Select every line containing the word "label" from the material, and copy those lines.

··· DATASET EXCERPTS ···

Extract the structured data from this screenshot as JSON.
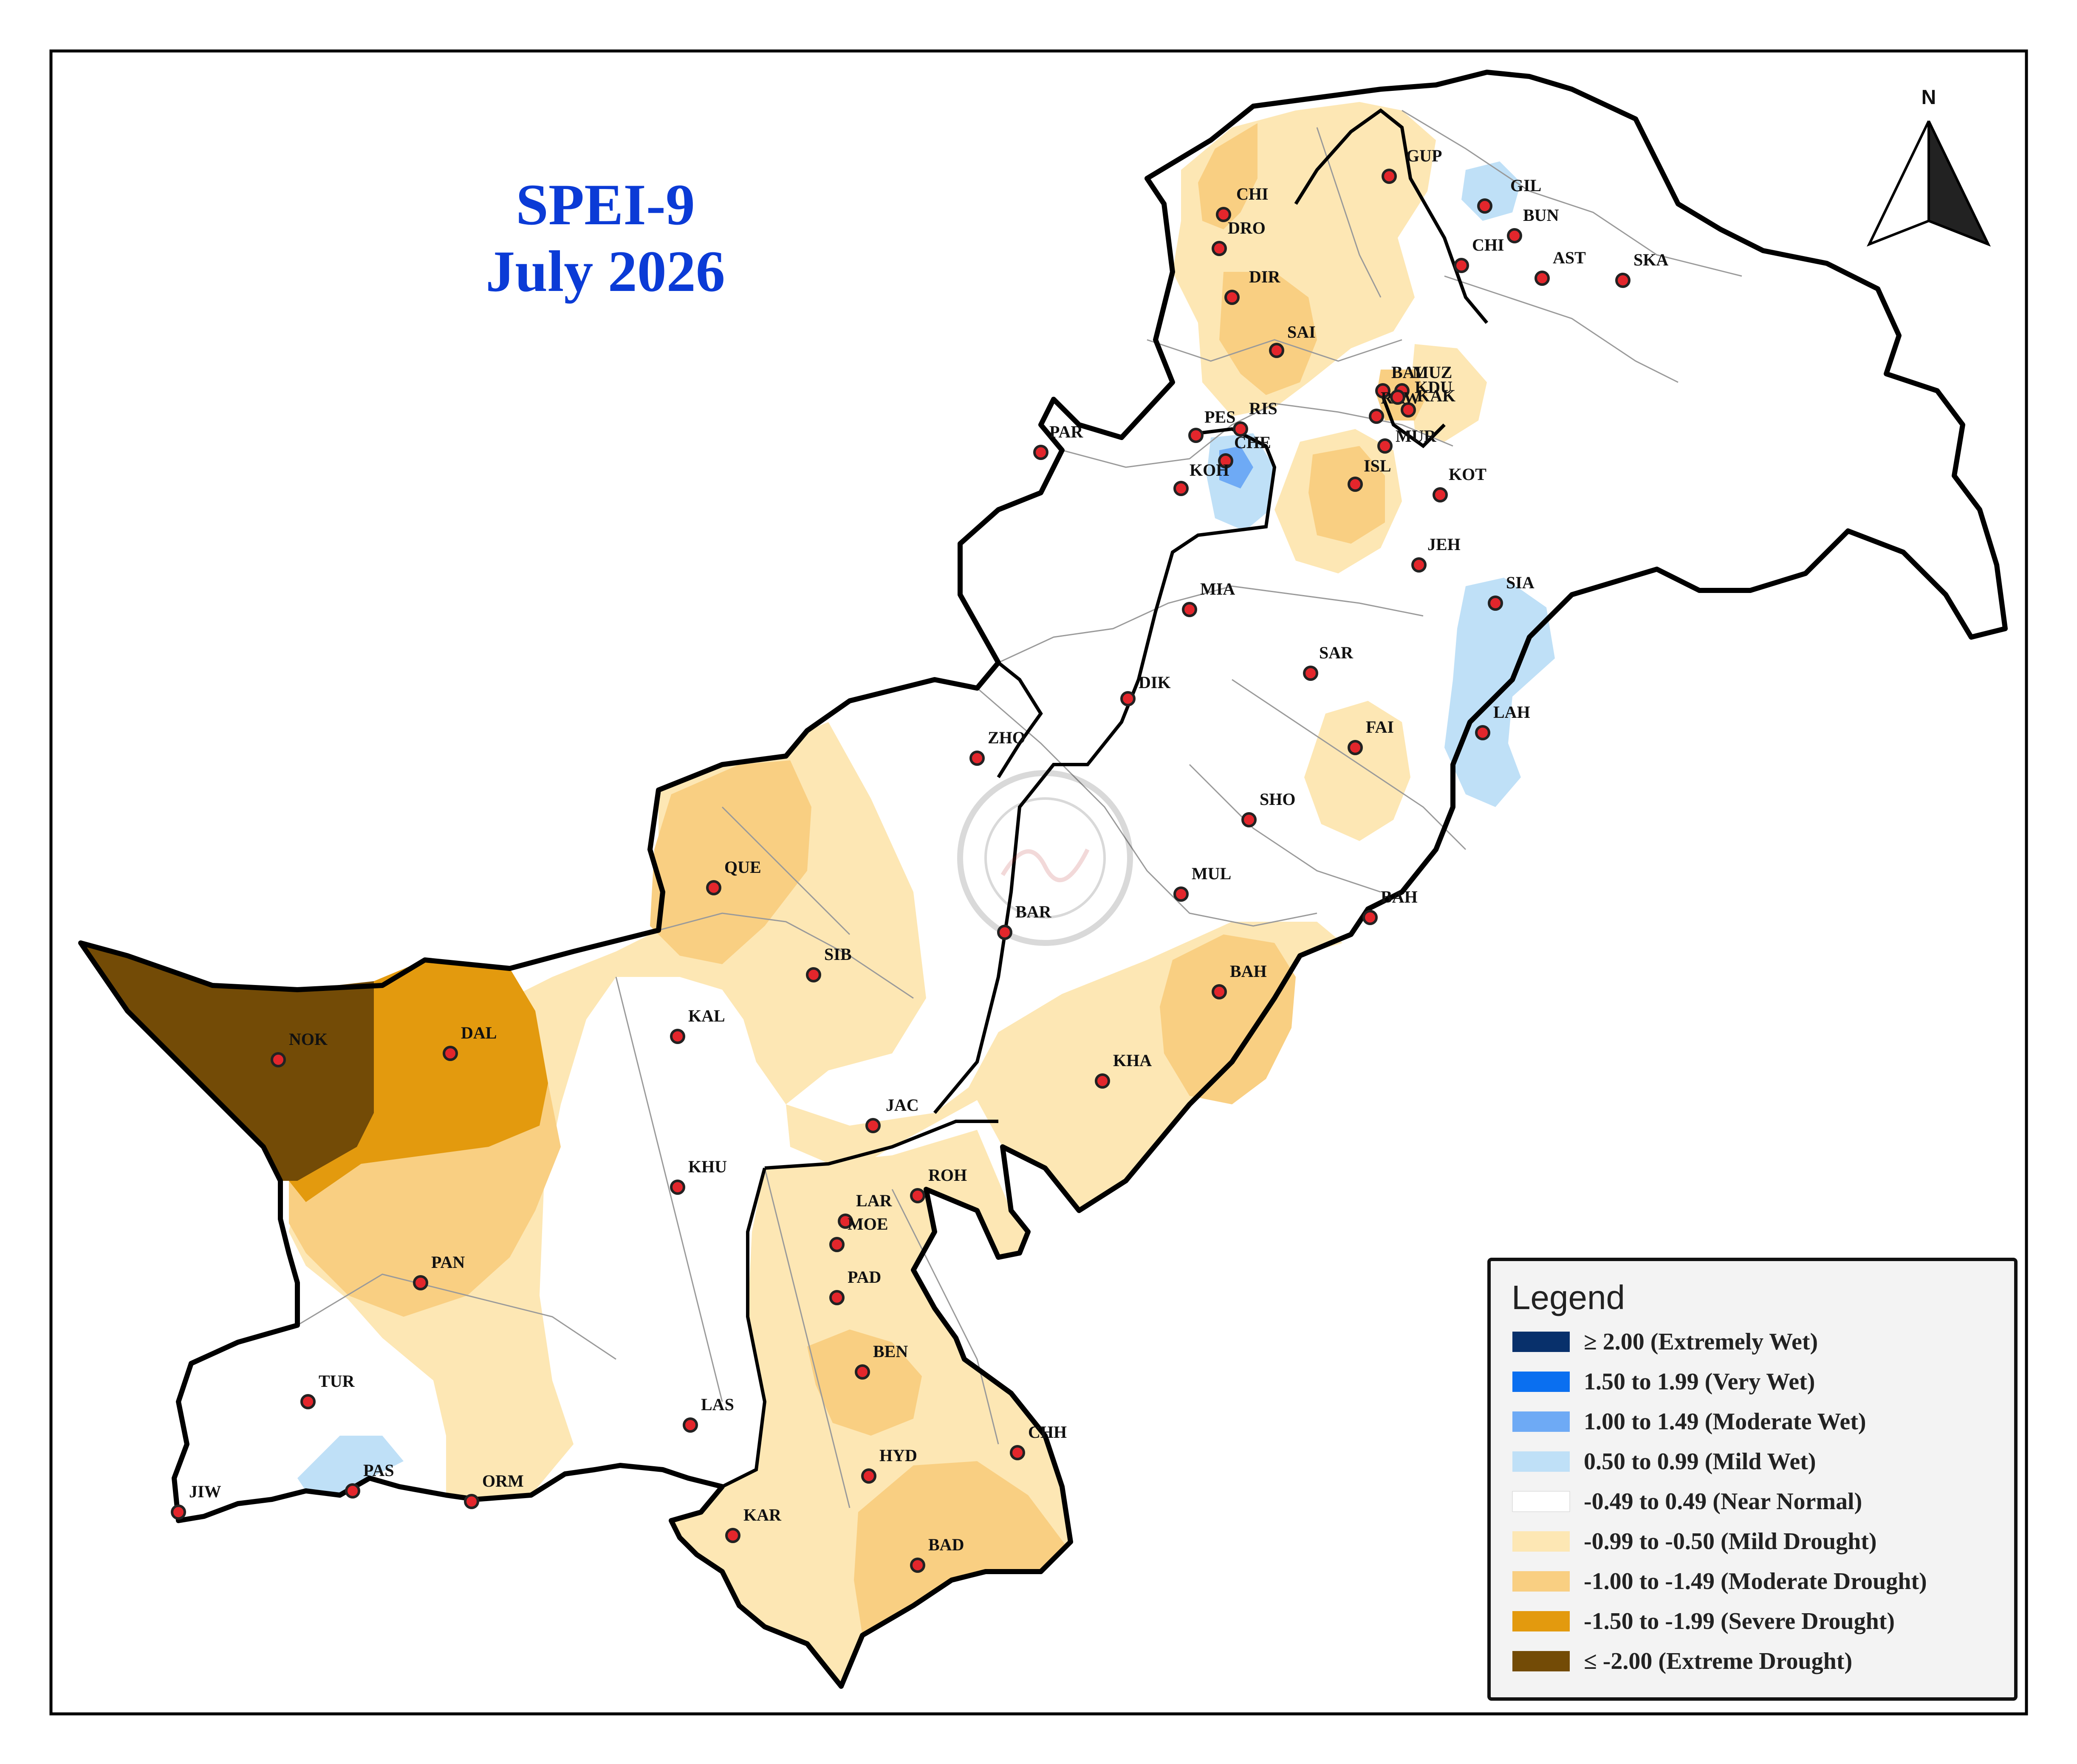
{
  "title": {
    "line1": "SPEI-9",
    "line2": "July 2026"
  },
  "north_arrow": {
    "label": "N",
    "icon": "north-arrow-icon"
  },
  "legend": {
    "title": "Legend",
    "items": [
      {
        "label": "≥ 2.00 (Extremely Wet)",
        "color": "#08306b"
      },
      {
        "label": "1.50 to 1.99 (Very Wet)",
        "color": "#0a6ff0"
      },
      {
        "label": "1.00 to 1.49 (Moderate Wet)",
        "color": "#6eaaf5"
      },
      {
        "label": "0.50 to 0.99 (Mild Wet)",
        "color": "#bfe0f7"
      },
      {
        "label": "-0.49 to 0.49 (Near Normal)",
        "color": "#ffffff"
      },
      {
        "label": "-0.99 to -0.50 (Mild Drought)",
        "color": "#fde7b4"
      },
      {
        "label": "-1.00 to -1.49 (Moderate Drought)",
        "color": "#f9cf82"
      },
      {
        "label": "-1.50 to -1.99 (Severe Drought)",
        "color": "#e39a0e"
      },
      {
        "label": "≤ -2.00 (Extreme Drought)",
        "color": "#734b06"
      }
    ]
  },
  "stations": [
    "CHI",
    "DRO",
    "DIR",
    "GUP",
    "GIL",
    "BUN",
    "CHI",
    "AST",
    "SKA",
    "SAI",
    "BAL",
    "MUZ",
    "KAK",
    "RAW",
    "KDU",
    "PES",
    "RIS",
    "CHE",
    "MUR",
    "PAR",
    "KOH",
    "ISL",
    "KOT",
    "JEH",
    "MIA",
    "SIA",
    "SAR",
    "DIK",
    "LAH",
    "FAI",
    "ZHO",
    "SHO",
    "QUE",
    "MUL",
    "BAH",
    "BAR",
    "SIB",
    "BAH",
    "KAL",
    "NOK",
    "DAL",
    "KHA",
    "JAC",
    "KHU",
    "ROH",
    "LAR",
    "MOE",
    "PAN",
    "PAD",
    "BEN",
    "TUR",
    "LAS",
    "CHH",
    "HYD",
    "PAS",
    "ORM",
    "JIW",
    "KAR",
    "BAD"
  ]
}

···

• PROBLEM SOLUTION
    "label": "N",
        "label": "≥ 2.00 (Extremely Wet)",
        "label": "1.50 to 1.99 (Very Wet)",
        "label": "1.00 to 1.49 (Moderate Wet)",
        "label": "0.50 to 0.99 (Mild Wet)",
        "label": "-0.49 to 0.49 (Near Normal)",
        "label": "-0.99 to -0.50 (Mild Drought)",
        "label": "-1.00 to -1.49 (Moderate Drought)",
        "label": "-1.50 to -1.99 (Severe Drought)",
        "label": "≤ -2.00 (Extreme Drought)",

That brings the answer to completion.